- ЧТО НУЖНО СДЕЛАТЬ:
1. Кто, согласно отрывку, считал войны ради захвата рабов вполне справедливыми?
2. Отредактируйте отрывок: перепишите всё от слов «Между тем нужно» и дальше вниз до слов «и власть предержащие.», поставив «Личная охрана» вместо «Преторианская гвардия».
------ ВЫБРАННЫЙ ОТРЫВОК ------
Не только военнопленные, но часто и жители завоёванных городов обращались в неволю. Это право победителя ещё Ксенофонт считал извечным законом, по его словам, во всём мире извечно существует закон: когда захватывается вражеский город, то все в этом городе становится достоянием завоевателей – и люди, и имущество. С ним полностью согласен и Аристотель, который утверждал, что все захваченное на войне является собственностью победителя, а войны с целью захвата рабов вообще считал вполне справедливыми: «военное искусство можно рассматривать до известной степени как естественное средство для приобретения собственности, ведь искусство охоты есть часть военного искусства: охотиться должно как на диких животных, так и па тех людей, которые, будучи от природы предназначенными к подчинению, не желают подчиняться; такая война по природе своей справедлива.»[193] Тит Ливий также считает правом завоевателя порабощать жителей побеждённой страны: «…война есть война; законы её разрешают выжигать поля, рушить дома, угонять людей и скот…».[194] Самнитские же войны были слишком тяжёлым испытанием для Рима, чтобы можно было пренебречь этим законным правом победителя; и если с армией, в общем-то, благородного противника можно было обращаться вполне милостиво, то изменники, нарушившие условия мира, заслуживали суровой показательной расправы, уже хотя бы для того, чтобы преподать урок другим. Жестокость римлян уже стала их отличительной чертой.
Между тем нужно считаться с одним принципиальным ограничением, которое накладывает закон, – армия того времени не имела права входить в город (впервые она окажется там только в эпоху гражданских войн), института же внутренних войск республиканский Рим вообще никогда не знал. Преторианская гвардия появится значительно позднее, но и она никогда не будет численно достаточной, для того чтобы справиться с массовыми протестами, – подавление восстаний потребует участия регулярных войск. Впрочем, дело не в одном только законе – лишних войсковых подразделений просто неоткуда взять, ведь даже в то время, когда не ведутся боевые действия (а короткие мирные передышки, когда случалось чудо и ворота храма Януса вдруг закрывались, за всю историю республики – наперечёт), все силы Рима оказываются задействованными для удержания завоёванного. Все это понимали и власть предержащие.
------ ИСХОДНЫЕ СТРОКИ ------
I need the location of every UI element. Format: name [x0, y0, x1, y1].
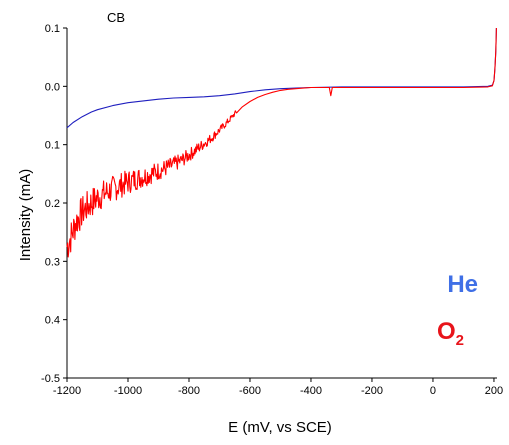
x-tick-label: -800	[178, 385, 200, 397]
series-line-o2	[66, 27, 497, 258]
x-axis-title: E (mV, vs SCE)	[228, 419, 332, 436]
y-tick-label: 0.1	[45, 140, 60, 152]
panel-label: CB	[107, 10, 125, 25]
y-tick-label: 0.1	[45, 23, 60, 35]
y-tick-label: -0.5	[41, 373, 60, 385]
y-tick-label: 0.3	[45, 256, 60, 268]
x-tick-label: -600	[239, 385, 261, 397]
x-tick-label: -200	[361, 385, 383, 397]
y-tick-label: 0.4	[45, 315, 60, 327]
x-tick-label: 0	[430, 385, 436, 397]
x-tick-label: -1200	[53, 385, 81, 397]
legend: He O2	[437, 271, 478, 349]
y-tick-label: 0.2	[45, 198, 60, 210]
x-tick-label: -400	[300, 385, 322, 397]
chart-axes	[66, 28, 497, 379]
x-tick-label: 200	[485, 385, 503, 397]
legend-o2-sub: 2	[456, 332, 464, 349]
y-axis-title: Intensity (mA)	[17, 169, 34, 262]
legend-o2-main: O	[437, 318, 456, 345]
y-tick-label: 0.0	[45, 81, 60, 93]
x-tick-label: -1000	[114, 385, 142, 397]
legend-he: He	[447, 271, 478, 298]
series-line-he	[66, 27, 497, 129]
chart-series	[66, 27, 497, 258]
chart-ticks: -1200 -1000 -800 -600 -400 -200 0 200 0.1 0.0 0.1 0…	[41, 23, 503, 397]
legend-o2: O2	[437, 318, 464, 349]
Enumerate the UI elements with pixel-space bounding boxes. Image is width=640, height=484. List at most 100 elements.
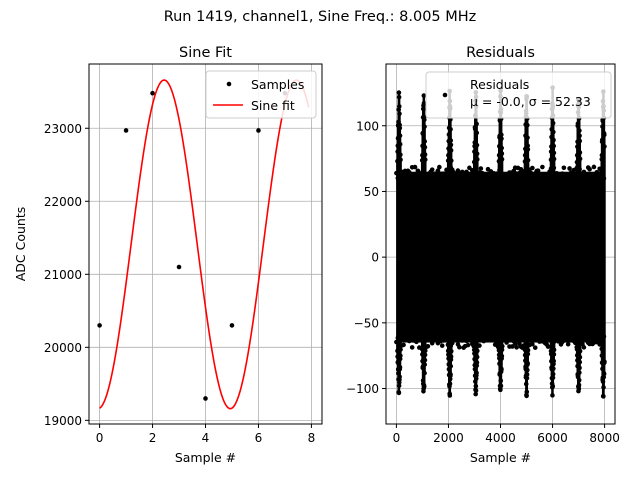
residual-point bbox=[396, 94, 402, 100]
residual-point bbox=[415, 168, 421, 174]
residuals-xtick-label: 0 bbox=[393, 431, 401, 445]
sine-fit-plot-area bbox=[97, 79, 310, 410]
residual-point bbox=[397, 111, 402, 117]
residual-point bbox=[409, 345, 415, 350]
residual-point bbox=[464, 338, 469, 344]
residual-point bbox=[422, 139, 428, 144]
residual-point bbox=[422, 124, 427, 129]
residual-point bbox=[577, 359, 583, 365]
residual-point bbox=[567, 166, 572, 171]
residual-point bbox=[448, 127, 453, 132]
residual-point bbox=[601, 394, 606, 399]
sine-fit-ytick-label: 19000 bbox=[44, 414, 82, 428]
residuals-panel: Residuals 0 2000 4000 6000 8000 −100 −50 0 50 100… bbox=[346, 45, 620, 465]
residual-point bbox=[459, 338, 465, 343]
residual-point bbox=[474, 360, 480, 365]
residuals-ytick-label: −100 bbox=[346, 382, 379, 396]
residuals-xtick-label: 2000 bbox=[433, 431, 464, 445]
residual-point bbox=[601, 371, 607, 377]
residual-point bbox=[435, 168, 441, 173]
residual-point bbox=[577, 156, 583, 162]
residual-point bbox=[474, 121, 479, 127]
residual-point bbox=[577, 138, 583, 144]
sine-fit-ytick-label: 21000 bbox=[44, 268, 82, 282]
residuals-axes-frame bbox=[385, 63, 616, 425]
residual-point bbox=[577, 128, 582, 133]
residual-point bbox=[581, 345, 587, 350]
residual-point bbox=[576, 377, 582, 383]
residual-point bbox=[490, 333, 495, 339]
residual-point bbox=[397, 141, 403, 147]
residual-point bbox=[439, 343, 445, 348]
residual-point bbox=[422, 144, 428, 150]
residual-point bbox=[525, 360, 530, 366]
residual-point bbox=[474, 354, 480, 360]
residual-point bbox=[577, 348, 583, 354]
residual-point bbox=[464, 169, 469, 175]
sine-fit-xtick-label: 6 bbox=[255, 431, 263, 445]
residual-point bbox=[577, 370, 582, 375]
residual-point bbox=[421, 100, 427, 106]
sine-fit-legend: Samples Sine fit bbox=[205, 70, 317, 119]
residual-point bbox=[478, 166, 484, 171]
residual-point bbox=[525, 367, 530, 373]
sine-fit-grid bbox=[89, 64, 322, 424]
residual-point bbox=[422, 157, 428, 162]
residual-point bbox=[468, 176, 474, 182]
residual-point bbox=[492, 177, 498, 182]
residual-point bbox=[555, 339, 561, 344]
residual-point bbox=[514, 345, 519, 350]
residual-point bbox=[422, 370, 427, 376]
residual-point bbox=[535, 168, 541, 174]
residual-point bbox=[499, 156, 505, 162]
residuals-ticks: 0 2000 4000 6000 8000 −100 −50 0 50 100 bbox=[346, 119, 620, 445]
residual-point bbox=[525, 351, 531, 357]
residual-point bbox=[524, 389, 530, 395]
sample-point bbox=[203, 396, 208, 401]
residual-point bbox=[474, 370, 479, 376]
residual-point bbox=[581, 169, 587, 175]
residuals-xtick-label: 6000 bbox=[537, 431, 568, 445]
residual-point bbox=[487, 175, 492, 180]
residual-point bbox=[525, 143, 530, 149]
residual-point bbox=[499, 367, 504, 372]
residual-point bbox=[468, 334, 474, 339]
residual-point bbox=[474, 130, 480, 136]
residuals-plot-area bbox=[394, 85, 607, 399]
residual-point bbox=[412, 164, 418, 170]
residual-point bbox=[422, 357, 428, 363]
residual-point bbox=[584, 334, 590, 340]
residual-point bbox=[475, 157, 480, 162]
residual-point bbox=[414, 339, 419, 345]
sample-point bbox=[176, 264, 182, 270]
residual-point bbox=[474, 142, 480, 148]
residual-point bbox=[584, 173, 590, 178]
residual-point bbox=[425, 343, 431, 349]
sine-fit-ytick-label: 20000 bbox=[44, 341, 82, 355]
residual-point bbox=[538, 332, 544, 338]
residual-point bbox=[551, 352, 557, 357]
sample-point bbox=[97, 323, 102, 328]
residual-point bbox=[531, 176, 537, 182]
residual-point bbox=[525, 147, 531, 152]
residual-point bbox=[432, 333, 438, 339]
residual-point bbox=[401, 342, 406, 348]
residual-point bbox=[499, 145, 504, 151]
legend-marker-samples bbox=[226, 81, 232, 87]
residual-point bbox=[577, 133, 582, 139]
residual-point bbox=[560, 339, 565, 345]
residual-point bbox=[432, 171, 438, 177]
residual-point bbox=[524, 375, 530, 381]
residual-point bbox=[396, 90, 402, 95]
residual-point bbox=[447, 393, 453, 398]
residual-point bbox=[594, 170, 600, 175]
residual-point bbox=[531, 337, 537, 342]
sine-fit-axes-frame bbox=[88, 63, 323, 425]
legend-marker-residuals bbox=[442, 92, 448, 98]
residual-point bbox=[576, 382, 582, 388]
residual-point bbox=[473, 391, 478, 397]
residual-point bbox=[499, 136, 504, 141]
sine-fit-ytick-label: 22000 bbox=[44, 195, 82, 209]
residual-point bbox=[525, 347, 531, 353]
------
- ОТВЕТЫ:
1. Аристотель.

2.
Между тем нужно считаться с одним принципиальным ограничением, которое накладывает закон, – армия того времени не имела права входить в город (впервые она окажется там только в эпоху гражданских войн), института же внутренних войск республиканский Рим вообще никогда не знал. Личная охрана появится значительно позднее, но и она никогда не будет численно достаточной, для того чтобы справиться с массовыми протестами, – подавление восстаний потребует участия регулярных войск. Впрочем, дело не в одном только законе – лишних войсковых подразделений просто неоткуда взять, ведь даже в то время, когда не ведутся боевые действия (а короткие мирные передышки, когда случалось чудо и ворота храма Януса вдруг закрывались, за всю историю республики – наперечёт), все силы Рима оказываются задействованными для удержания завоёванного. Все это понимали и власть предержащие.